▸ Passage fourni
****************
Les deux systèmes n’en sont qu’aux débuts de leur déploiement. Ils pourraient, à terme, être utilisés par plusieurs millions d’employés quotidiennement. Orange compte parmi les 600 entreprises participant à l’Early Access Program lancé par Microsoft, qui permet de tester Microsoft 365 Copilot. « L’un des objectifs pour Orange, c’est de comprendre quelles personnes dans l’entreprise pourraient avoir l’avantage de travailler avec ce type d’outil, » confie Marie-Hélène Briens Ware, VP Workplace Together chez Orange Business.
La technologie est récente et il faut encore déterminer comment elle peut bénéficier aux collaborateurs selon leur fonction. Seize catégories de métiers, réparties dans une quinzaine de pays, expérimentent actuellement Copilot, continue la vice-présidente. La firme a choisi de laisser une grande liberté aux testeurs pour analyser la manière dont ils s’approprient l’outil. Elle récolte des cas d’usage précis auprès pour les appliquer à plus grande échelle. Ce processus, long de plusieurs semaines, témoigne des efforts nécessaires aux professionnels pour quantifier l’apport de la technologie.
D’une manière générale, les assistants alimentés à l’IA sont progressivement intégrés dans de nombreux autres outils de productivité. L’annonce récente d’OpenAI d’étendre son magasin d’applications devrait accroître cette tendance.
Qu’en pensent les travailleurs ?
Pour l’heure, il est encore très tôt pour déterminer comment les employés perçoivent l’essor de cette technologie, mais les premières études révèlent une certaine méfiance. 36 % des salariés estiment que leur travail sera remplacé par l’IA, selon une enquête réalisée dans 13 pays par le cabinet Boston Consulting Group. Un autre sondage, effectué en France par GetApp, atteste que près d’un Français sur deux utilisant ChatGPT craint de perdre son emploi.
La question éthique peut également entrer en compte, selon le type de métier. Dans le domaine des ressources humaines, 45 % des employés se disent particulièrement mal à l’aise si une IA devait sélectionner des personnes à licencier. 49 % s’inquiètent de n’avoir aucune supervision humaine, selon Software Advice.
En revanche, d’autres salariés se montrent enthousiastes à l’idée d’être accompagnés par une technologie qui leur offre la possibilité de se focaliser davantage sur le fond, plutôt que la forme.
« Dire que les IA génératives vont remplacer des humains dans le travail, c’est faux. Par contre, le risque pour les travailleurs, c’est d’être remplacé par des concurrents qui les utilisent mieux, » analyse Pierre Harand.
Des défis et des opportunités
Des freins subsistent encore au déploiement de ces outils en entreprise. Coût, sécurité des données, biais, fausses informations… Malgré leur facilité d’accès apparente, il convient de se former à leur exploitation, d’être conscients de leurs limites. Avant de s’en servir, les sociétés doivent mitiger les risques, notamment en établissant de nombreux garde-fous. « Si une de nos requêtes n’est pas la bonne, alors le modèle ne sort rien, » indique-t-il.
Comprendre comment déployer l’IA générative au sein d’une société, comment attribuer un usage à un domaine, ou déterminer à quels niveaux elle est la plus utile, relèvent encore de tâches complexes.
Toutefois, les experts s’accordent pour dire que les entreprises doivent l’expérimenter dès maintenant pour bénéficier plus tard d’un « avantage concurrentiel décisif, » juge Pierre Harand.
****************
▸ Données fournies

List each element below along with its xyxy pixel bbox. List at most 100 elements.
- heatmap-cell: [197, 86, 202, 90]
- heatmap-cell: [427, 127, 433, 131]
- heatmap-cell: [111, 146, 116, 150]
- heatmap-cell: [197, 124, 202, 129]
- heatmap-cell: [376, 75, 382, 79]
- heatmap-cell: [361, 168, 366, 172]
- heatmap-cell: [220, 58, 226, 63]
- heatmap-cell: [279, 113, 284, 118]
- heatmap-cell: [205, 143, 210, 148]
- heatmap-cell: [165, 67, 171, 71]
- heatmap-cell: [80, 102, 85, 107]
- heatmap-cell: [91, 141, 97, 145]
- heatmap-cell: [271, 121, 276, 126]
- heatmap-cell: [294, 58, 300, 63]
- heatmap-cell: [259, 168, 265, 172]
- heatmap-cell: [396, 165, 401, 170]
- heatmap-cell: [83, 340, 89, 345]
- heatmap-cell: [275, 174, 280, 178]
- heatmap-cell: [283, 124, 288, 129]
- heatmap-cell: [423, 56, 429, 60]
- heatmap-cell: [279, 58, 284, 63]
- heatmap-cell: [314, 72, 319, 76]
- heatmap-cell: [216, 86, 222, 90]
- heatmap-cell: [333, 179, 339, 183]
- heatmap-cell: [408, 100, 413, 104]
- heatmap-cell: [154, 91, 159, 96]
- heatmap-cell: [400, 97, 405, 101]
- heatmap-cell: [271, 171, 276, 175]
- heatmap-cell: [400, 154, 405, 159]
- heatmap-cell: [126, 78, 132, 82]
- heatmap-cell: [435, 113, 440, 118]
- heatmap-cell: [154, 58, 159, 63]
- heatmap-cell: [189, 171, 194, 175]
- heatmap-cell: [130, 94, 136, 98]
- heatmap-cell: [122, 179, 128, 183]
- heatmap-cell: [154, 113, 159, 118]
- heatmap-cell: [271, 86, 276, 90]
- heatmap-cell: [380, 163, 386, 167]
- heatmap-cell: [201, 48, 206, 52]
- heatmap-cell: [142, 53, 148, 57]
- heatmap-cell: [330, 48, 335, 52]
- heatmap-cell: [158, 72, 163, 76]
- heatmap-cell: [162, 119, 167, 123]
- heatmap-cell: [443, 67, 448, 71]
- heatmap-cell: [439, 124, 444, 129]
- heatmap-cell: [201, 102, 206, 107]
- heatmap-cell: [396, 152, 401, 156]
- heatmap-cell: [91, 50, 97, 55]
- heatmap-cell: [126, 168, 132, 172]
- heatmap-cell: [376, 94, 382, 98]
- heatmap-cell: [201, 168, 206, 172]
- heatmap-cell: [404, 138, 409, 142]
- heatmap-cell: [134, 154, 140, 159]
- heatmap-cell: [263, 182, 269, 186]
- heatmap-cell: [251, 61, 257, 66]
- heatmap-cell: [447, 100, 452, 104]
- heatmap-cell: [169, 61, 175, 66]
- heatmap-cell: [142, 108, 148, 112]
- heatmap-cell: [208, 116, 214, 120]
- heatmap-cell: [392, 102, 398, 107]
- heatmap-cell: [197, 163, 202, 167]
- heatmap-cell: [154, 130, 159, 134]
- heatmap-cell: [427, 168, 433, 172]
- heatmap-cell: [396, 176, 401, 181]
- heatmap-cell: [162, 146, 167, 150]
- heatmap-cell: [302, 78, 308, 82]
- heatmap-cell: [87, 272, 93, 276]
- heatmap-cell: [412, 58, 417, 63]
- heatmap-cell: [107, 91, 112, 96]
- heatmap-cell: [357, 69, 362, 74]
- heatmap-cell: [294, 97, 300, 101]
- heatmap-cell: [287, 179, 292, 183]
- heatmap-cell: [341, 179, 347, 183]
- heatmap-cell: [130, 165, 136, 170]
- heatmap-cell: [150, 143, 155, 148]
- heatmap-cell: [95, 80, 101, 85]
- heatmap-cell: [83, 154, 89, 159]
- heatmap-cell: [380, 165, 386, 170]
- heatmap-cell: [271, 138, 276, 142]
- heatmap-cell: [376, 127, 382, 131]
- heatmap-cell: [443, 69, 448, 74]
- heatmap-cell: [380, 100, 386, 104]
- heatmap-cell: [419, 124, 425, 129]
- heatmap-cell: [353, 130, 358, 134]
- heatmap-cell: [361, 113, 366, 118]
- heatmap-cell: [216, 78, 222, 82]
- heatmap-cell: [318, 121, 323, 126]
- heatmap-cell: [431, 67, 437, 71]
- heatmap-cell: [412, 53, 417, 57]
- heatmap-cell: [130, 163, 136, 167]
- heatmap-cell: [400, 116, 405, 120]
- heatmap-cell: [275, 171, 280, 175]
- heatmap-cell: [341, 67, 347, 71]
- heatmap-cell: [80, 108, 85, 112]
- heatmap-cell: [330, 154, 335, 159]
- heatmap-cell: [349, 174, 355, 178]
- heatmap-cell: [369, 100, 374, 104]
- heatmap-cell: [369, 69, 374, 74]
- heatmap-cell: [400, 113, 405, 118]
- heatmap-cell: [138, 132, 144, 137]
****************
▸ Consigne
Indiquez, s'il vous plaît, si chaque affirmation concorde avec le passage fourni, en répondant par oui ou par non et en citant exactement les mots du passage qui tranchent. 1. Orange fait partie des entreprises qui testent Microsoft 365 Copilot dans le cadre d'un programme de Microsoft. 2. D'après l'enquête du Boston Consulting Group, la moitié des salariés pense que l'IA remplacera leur travail. 3. Seize catégories de métiers expérimentent actuellement Copilot. Fondez-vous exclusivement sur le passage fourni.

▸ Résultat obtenu
1. Oui : « Orange compte parmi les 600 entreprises participant à l’Early Access Program lancé par Microsoft, qui permet de tester Microsoft 365 Copilot ».
2. Non : « 36 % des salariés estiment que leur travail sera remplacé par l’IA, selon une enquête réalisée dans 13 pays par le cabinet Boston Consulting Group ».
3. Oui : « Seize catégories de métiers, réparties dans une quinzaine de pays, expérimentent actuellement Copilot ».